● **REQUIRED WORK**
Write out the records beneath this line exactly as they appear, minus any images.

● **DATASET EXTRACT**

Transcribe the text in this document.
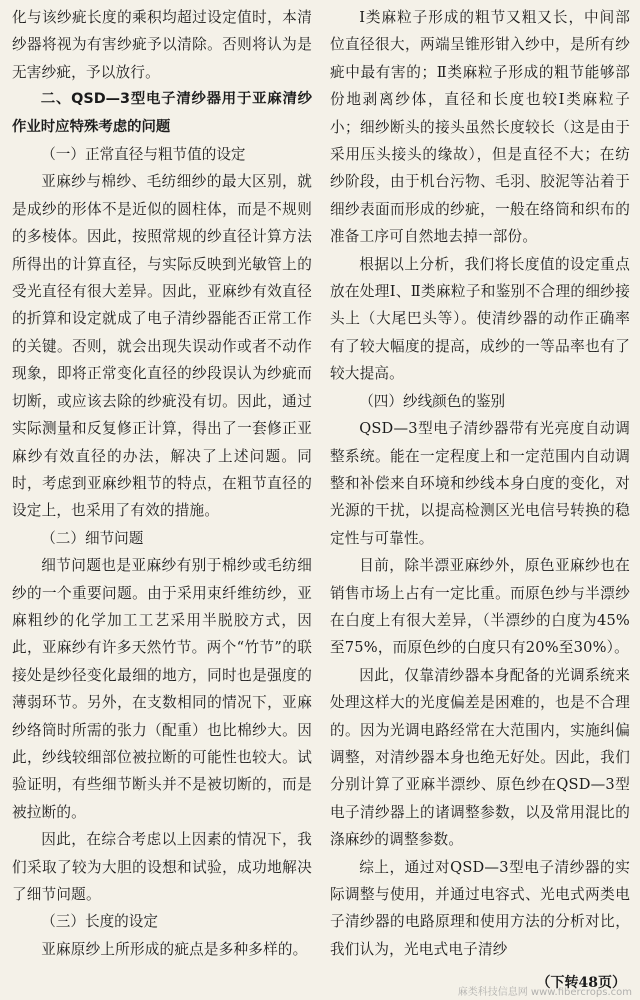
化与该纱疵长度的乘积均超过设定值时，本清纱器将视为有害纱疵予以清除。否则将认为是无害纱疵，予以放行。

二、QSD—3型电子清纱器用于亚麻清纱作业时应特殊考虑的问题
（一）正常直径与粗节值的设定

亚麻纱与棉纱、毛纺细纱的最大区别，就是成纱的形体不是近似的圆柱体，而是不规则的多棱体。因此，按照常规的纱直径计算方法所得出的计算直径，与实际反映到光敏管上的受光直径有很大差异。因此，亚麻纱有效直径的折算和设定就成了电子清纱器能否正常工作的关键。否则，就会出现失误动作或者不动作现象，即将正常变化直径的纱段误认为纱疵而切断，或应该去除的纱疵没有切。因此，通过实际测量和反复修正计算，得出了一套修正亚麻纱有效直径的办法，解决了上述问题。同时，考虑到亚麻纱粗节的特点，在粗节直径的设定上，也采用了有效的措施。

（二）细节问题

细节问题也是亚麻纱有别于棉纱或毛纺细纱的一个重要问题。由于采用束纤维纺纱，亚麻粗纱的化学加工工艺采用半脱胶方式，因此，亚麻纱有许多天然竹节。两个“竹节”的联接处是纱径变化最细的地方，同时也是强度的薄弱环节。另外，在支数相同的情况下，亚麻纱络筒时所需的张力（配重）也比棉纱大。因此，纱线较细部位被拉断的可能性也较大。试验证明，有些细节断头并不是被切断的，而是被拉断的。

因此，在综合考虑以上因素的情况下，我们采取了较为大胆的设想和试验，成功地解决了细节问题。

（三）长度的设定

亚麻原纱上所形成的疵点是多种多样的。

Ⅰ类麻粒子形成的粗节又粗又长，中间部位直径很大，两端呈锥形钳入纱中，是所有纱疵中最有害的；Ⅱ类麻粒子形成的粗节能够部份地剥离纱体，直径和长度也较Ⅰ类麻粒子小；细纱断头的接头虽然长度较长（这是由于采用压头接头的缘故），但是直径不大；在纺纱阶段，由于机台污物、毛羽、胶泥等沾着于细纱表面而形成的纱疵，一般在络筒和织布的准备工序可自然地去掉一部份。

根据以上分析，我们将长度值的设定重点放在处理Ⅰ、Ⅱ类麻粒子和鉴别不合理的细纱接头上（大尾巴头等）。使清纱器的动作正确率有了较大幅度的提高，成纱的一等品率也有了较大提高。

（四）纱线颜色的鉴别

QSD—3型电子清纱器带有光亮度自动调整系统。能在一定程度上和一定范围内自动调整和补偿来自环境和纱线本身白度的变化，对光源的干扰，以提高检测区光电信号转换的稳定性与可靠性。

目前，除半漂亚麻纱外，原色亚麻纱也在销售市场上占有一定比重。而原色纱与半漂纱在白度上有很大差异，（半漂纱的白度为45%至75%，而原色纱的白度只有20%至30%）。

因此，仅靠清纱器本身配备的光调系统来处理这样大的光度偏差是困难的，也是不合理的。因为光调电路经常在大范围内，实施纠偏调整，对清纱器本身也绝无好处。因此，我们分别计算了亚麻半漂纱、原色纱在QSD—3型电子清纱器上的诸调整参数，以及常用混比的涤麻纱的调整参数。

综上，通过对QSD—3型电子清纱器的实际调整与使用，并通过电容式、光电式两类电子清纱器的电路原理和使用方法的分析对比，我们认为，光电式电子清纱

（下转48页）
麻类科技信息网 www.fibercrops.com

● **REPLY**
Transcribe the text in this document.
化与该纱疵长度的乘积均超过设定值时，本清纱器将视为有害纱疵予以清除。否则将认为是无害纱疵，予以放行。

二、QSD—3型电子清纱器用于亚麻清纱作业时应特殊考虑的问题
（一）正常直径与粗节值的设定

亚麻纱与棉纱、毛纺细纱的最大区别，就是成纱的形体不是近似的圆柱体，而是不规则的多棱体。因此，按照常规的纱直径计算方法所得出的计算直径，与实际反映到光敏管上的受光直径有很大差异。因此，亚麻纱有效直径的折算和设定就成了电子清纱器能否正常工作的关键。否则，就会出现失误动作或者不动作现象，即将正常变化直径的纱段误认为纱疵而切断，或应该去除的纱疵没有切。因此，通过实际测量和反复修正计算，得出了一套修正亚麻纱有效直径的办法，解决了上述问题。同时，考虑到亚麻纱粗节的特点，在粗节直径的设定上，也采用了有效的措施。

（二）细节问题

细节问题也是亚麻纱有别于棉纱或毛纺细纱的一个重要问题。由于采用束纤维纺纱，亚麻粗纱的化学加工工艺采用半脱胶方式，因此，亚麻纱有许多天然竹节。两个“竹节”的联接处是纱径变化最细的地方，同时也是强度的薄弱环节。另外，在支数相同的情况下，亚麻纱络筒时所需的张力（配重）也比棉纱大。因此，纱线较细部位被拉断的可能性也较大。试验证明，有些细节断头并不是被切断的，而是被拉断的。

因此，在综合考虑以上因素的情况下，我们采取了较为大胆的设想和试验，成功地解决了细节问题。

（三）长度的设定

亚麻原纱上所形成的疵点是多种多样的。

Ⅰ类麻粒子形成的粗节又粗又长，中间部位直径很大，两端呈锥形钳入纱中，是所有纱疵中最有害的；Ⅱ类麻粒子形成的粗节能够部份地剥离纱体，直径和长度也较Ⅰ类麻粒子小；细纱断头的接头虽然长度较长（这是由于采用压头接头的缘故），但是直径不大；在纺纱阶段，由于机台污物、毛羽、胶泥等沾着于细纱表面而形成的纱疵，一般在络筒和织布的准备工序可自然地去掉一部份。

根据以上分析，我们将长度值的设定重点放在处理Ⅰ、Ⅱ类麻粒子和鉴别不合理的细纱接头上（大尾巴头等）。使清纱器的动作正确率有了较大幅度的提高，成纱的一等品率也有了较大提高。

（四）纱线颜色的鉴别

QSD—3型电子清纱器带有光亮度自动调整系统。能在一定程度上和一定范围内自动调整和补偿来自环境和纱线本身白度的变化，对光源的干扰，以提高检测区光电信号转换的稳定性与可靠性。

目前，除半漂亚麻纱外，原色亚麻纱也在销售市场上占有一定比重。而原色纱与半漂纱在白度上有很大差异，（半漂纱的白度为45%至75%，而原色纱的白度只有20%至30%）。

因此，仅靠清纱器本身配备的光调系统来处理这样大的光度偏差是困难的，也是不合理的。因为光调电路经常在大范围内，实施纠偏调整，对清纱器本身也绝无好处。因此，我们分别计算了亚麻半漂纱、原色纱在QSD—3型电子清纱器上的诸调整参数，以及常用混比的涤麻纱的调整参数。

综上，通过对QSD—3型电子清纱器的实际调整与使用，并通过电容式、光电式两类电子清纱器的电路原理和使用方法的分析对比，我们认为，光电式电子清纱

（下转48页）
麻类科技信息网 www.fibercrops.com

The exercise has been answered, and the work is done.